__WRITTEN EXERCISE__. Write the data out again exactly, dropping any images it holds.

__THE INPUT__.
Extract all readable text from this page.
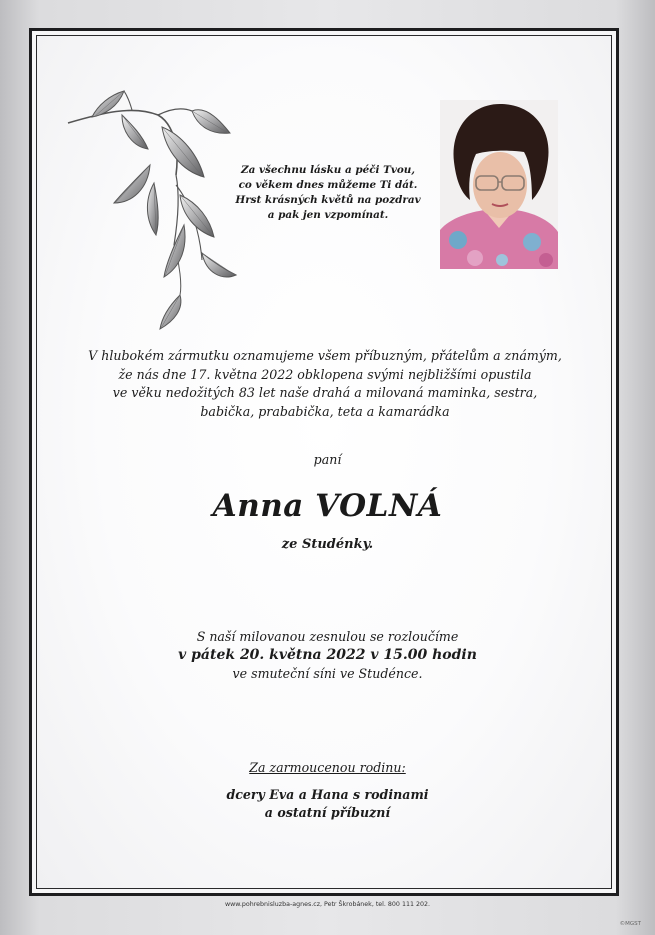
Za všechnu lásku a péči Tvou,
co věkem dnes můžeme Ti dát.
Hrst krásných květů na pozdrav
a pak jen vzpomínat.
V hlubokém zármutku oznamujeme všem příbuzným, přátelům a známým,
že nás dne 17. května 2022 obklopena svými nejbližšími opustila
ve věku nedožitých 83 let naše drahá a milovaná maminka, sestra,
babička, prababička, teta a kamarádka
paní
Anna VOLNÁ
ze Studénky.
S naší milovanou zesnulou se rozloučíme
v pátek 20. května 2022 v 15.00 hodin
ve smuteční síni ve Studénce.
Za zarmoucenou rodinu:
dcery Eva a Hana s rodinami
a ostatní příbuzní
www.pohrebnisluzba-agnes.cz, Petr Škrobánek, tel. 800 111 202.
©MGST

__ANSWER FOR THE TASK__.
Extract all readable text from this page.
Za všechnu lásku a péči Tvou,
co věkem dnes můžeme Ti dát.
Hrst krásných květů na pozdrav
a pak jen vzpomínat.
V hlubokém zármutku oznamujeme všem příbuzným, přátelům a známým,
že nás dne 17. května 2022 obklopena svými nejbližšími opustila
ve věku nedožitých 83 let naše drahá a milovaná maminka, sestra,
babička, prababička, teta a kamarádka
paní
Anna VOLNÁ
ze Studénky.
S naší milovanou zesnulou se rozloučíme
v pátek 20. května 2022 v 15.00 hodin
ve smuteční síni ve Studénce.
Za zarmoucenou rodinu:
dcery Eva a Hana s rodinami
a ostatní příbuzní
www.pohrebnisluzba-agnes.cz, Petr Škrobánek, tel. 800 111 202.
©MGST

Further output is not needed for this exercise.